→ **Set task**
Rename "bar-segment" to "bar-block" in the rows from the first one through the line containing "bar-segment[interactable] xyxy=(980,1130,996,1153)", inclusive, and write out only those lines with nothing else changed.
# START OF Data
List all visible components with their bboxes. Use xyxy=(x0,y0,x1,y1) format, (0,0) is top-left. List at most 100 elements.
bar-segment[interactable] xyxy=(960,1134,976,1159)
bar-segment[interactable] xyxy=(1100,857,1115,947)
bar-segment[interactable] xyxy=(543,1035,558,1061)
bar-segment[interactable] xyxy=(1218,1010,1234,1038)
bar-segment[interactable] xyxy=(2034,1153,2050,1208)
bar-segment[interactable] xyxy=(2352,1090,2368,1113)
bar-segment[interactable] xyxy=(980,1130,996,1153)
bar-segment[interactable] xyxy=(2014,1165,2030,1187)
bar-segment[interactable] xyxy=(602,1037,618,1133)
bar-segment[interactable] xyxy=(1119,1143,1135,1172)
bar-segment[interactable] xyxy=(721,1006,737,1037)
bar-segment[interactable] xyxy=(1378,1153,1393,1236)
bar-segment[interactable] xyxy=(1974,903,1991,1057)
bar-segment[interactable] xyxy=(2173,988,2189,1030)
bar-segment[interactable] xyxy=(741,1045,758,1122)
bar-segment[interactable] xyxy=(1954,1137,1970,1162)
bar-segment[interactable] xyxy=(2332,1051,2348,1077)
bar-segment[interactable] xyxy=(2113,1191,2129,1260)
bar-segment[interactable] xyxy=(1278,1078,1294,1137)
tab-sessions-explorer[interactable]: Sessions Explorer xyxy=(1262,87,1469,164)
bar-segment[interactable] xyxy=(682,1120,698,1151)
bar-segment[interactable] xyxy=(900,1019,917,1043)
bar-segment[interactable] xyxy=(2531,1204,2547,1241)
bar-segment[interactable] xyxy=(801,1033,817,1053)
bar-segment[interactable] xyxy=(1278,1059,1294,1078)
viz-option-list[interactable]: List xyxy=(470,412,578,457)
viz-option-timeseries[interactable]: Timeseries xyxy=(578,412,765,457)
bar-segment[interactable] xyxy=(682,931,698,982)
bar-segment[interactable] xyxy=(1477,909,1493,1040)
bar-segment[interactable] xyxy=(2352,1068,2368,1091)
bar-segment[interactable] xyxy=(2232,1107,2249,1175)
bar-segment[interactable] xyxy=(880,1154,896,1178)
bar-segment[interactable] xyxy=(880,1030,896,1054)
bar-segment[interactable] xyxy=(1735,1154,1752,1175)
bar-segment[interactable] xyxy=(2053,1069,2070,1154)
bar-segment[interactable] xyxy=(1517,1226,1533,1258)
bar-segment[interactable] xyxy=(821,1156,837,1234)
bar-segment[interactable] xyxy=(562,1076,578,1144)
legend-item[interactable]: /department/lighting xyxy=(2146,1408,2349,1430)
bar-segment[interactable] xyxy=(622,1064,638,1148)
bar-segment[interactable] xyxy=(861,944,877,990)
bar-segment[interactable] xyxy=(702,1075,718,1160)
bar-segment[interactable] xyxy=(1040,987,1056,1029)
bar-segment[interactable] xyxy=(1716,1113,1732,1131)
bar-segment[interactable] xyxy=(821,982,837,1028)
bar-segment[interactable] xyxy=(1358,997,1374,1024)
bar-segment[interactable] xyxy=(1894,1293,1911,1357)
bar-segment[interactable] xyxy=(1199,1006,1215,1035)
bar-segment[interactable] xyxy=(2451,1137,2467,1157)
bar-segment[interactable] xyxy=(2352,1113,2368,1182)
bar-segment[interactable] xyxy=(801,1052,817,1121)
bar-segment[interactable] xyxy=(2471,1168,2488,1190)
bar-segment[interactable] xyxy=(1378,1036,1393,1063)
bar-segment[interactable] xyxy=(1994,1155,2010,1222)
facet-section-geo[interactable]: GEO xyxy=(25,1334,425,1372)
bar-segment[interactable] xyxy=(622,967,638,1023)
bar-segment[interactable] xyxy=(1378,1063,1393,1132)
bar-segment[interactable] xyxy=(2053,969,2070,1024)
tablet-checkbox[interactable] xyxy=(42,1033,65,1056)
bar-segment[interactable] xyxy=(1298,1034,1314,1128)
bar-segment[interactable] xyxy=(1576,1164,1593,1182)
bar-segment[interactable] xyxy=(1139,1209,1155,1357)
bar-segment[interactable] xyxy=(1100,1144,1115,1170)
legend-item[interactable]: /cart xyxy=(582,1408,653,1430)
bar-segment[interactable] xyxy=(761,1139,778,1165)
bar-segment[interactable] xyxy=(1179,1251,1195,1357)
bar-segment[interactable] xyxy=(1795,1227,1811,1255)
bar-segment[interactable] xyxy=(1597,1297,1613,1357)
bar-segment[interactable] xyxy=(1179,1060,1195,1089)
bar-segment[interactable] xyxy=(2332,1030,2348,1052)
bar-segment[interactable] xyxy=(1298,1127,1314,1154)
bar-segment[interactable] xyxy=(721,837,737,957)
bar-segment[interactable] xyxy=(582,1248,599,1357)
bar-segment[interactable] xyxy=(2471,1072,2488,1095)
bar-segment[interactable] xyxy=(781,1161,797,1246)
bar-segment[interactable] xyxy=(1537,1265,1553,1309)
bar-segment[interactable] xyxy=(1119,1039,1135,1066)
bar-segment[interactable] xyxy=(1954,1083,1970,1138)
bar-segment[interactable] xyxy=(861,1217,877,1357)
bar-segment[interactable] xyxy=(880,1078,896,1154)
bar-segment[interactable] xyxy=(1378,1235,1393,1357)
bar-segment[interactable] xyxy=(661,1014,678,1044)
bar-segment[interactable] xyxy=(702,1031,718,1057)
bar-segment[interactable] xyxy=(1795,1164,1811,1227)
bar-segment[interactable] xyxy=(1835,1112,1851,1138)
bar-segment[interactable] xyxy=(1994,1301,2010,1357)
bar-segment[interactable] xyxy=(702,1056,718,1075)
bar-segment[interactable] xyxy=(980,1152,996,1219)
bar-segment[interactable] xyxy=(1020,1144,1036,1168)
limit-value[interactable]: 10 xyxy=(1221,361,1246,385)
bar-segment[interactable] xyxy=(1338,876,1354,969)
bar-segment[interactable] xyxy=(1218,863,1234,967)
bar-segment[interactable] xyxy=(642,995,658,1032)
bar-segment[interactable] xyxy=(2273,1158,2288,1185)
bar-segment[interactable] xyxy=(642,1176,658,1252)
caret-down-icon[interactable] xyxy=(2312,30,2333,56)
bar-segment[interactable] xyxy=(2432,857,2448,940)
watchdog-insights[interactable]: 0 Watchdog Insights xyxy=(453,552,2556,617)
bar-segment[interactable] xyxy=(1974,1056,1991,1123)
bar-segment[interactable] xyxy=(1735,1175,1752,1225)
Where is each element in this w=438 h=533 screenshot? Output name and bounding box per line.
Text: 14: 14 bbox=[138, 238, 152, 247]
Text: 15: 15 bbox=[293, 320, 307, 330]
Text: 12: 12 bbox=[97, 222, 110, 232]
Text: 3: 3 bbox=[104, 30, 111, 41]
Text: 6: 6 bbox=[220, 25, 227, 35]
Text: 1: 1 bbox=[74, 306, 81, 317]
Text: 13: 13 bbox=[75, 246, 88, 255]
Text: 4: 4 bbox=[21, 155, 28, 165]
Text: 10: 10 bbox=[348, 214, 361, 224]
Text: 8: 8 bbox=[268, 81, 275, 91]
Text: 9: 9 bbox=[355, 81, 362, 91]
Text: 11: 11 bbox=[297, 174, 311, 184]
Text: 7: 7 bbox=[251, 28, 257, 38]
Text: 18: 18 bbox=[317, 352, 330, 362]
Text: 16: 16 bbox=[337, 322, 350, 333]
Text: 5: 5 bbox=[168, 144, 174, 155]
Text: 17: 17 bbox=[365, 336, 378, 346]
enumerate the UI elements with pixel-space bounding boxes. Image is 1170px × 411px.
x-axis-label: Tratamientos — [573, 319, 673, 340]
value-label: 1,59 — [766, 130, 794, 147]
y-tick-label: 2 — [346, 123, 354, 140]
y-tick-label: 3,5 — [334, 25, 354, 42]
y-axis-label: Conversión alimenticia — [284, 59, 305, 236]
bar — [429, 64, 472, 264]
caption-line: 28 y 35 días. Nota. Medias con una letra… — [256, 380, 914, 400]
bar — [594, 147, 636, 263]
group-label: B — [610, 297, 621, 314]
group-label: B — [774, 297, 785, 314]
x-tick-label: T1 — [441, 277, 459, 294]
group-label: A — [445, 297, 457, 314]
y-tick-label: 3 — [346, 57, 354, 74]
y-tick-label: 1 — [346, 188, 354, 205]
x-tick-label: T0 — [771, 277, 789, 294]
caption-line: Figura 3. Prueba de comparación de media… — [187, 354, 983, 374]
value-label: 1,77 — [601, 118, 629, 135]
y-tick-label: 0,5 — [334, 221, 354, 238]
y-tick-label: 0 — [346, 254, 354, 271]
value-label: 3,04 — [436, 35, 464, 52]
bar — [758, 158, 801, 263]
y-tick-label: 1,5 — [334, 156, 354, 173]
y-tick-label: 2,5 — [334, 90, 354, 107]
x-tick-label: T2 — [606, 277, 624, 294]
# END OF Data
→ **Response**
List all visible components with their bboxes. Use xyxy=(x0,y0,x1,y1) format, (0,0) is top-left. List at most 100 elements.
bar-block[interactable] xyxy=(960,1134,976,1159)
bar-block[interactable] xyxy=(1100,857,1115,947)
bar-block[interactable] xyxy=(543,1035,558,1061)
bar-block[interactable] xyxy=(1218,1010,1234,1038)
bar-block[interactable] xyxy=(2034,1153,2050,1208)
bar-block[interactable] xyxy=(2352,1090,2368,1113)
bar-block[interactable] xyxy=(980,1130,996,1153)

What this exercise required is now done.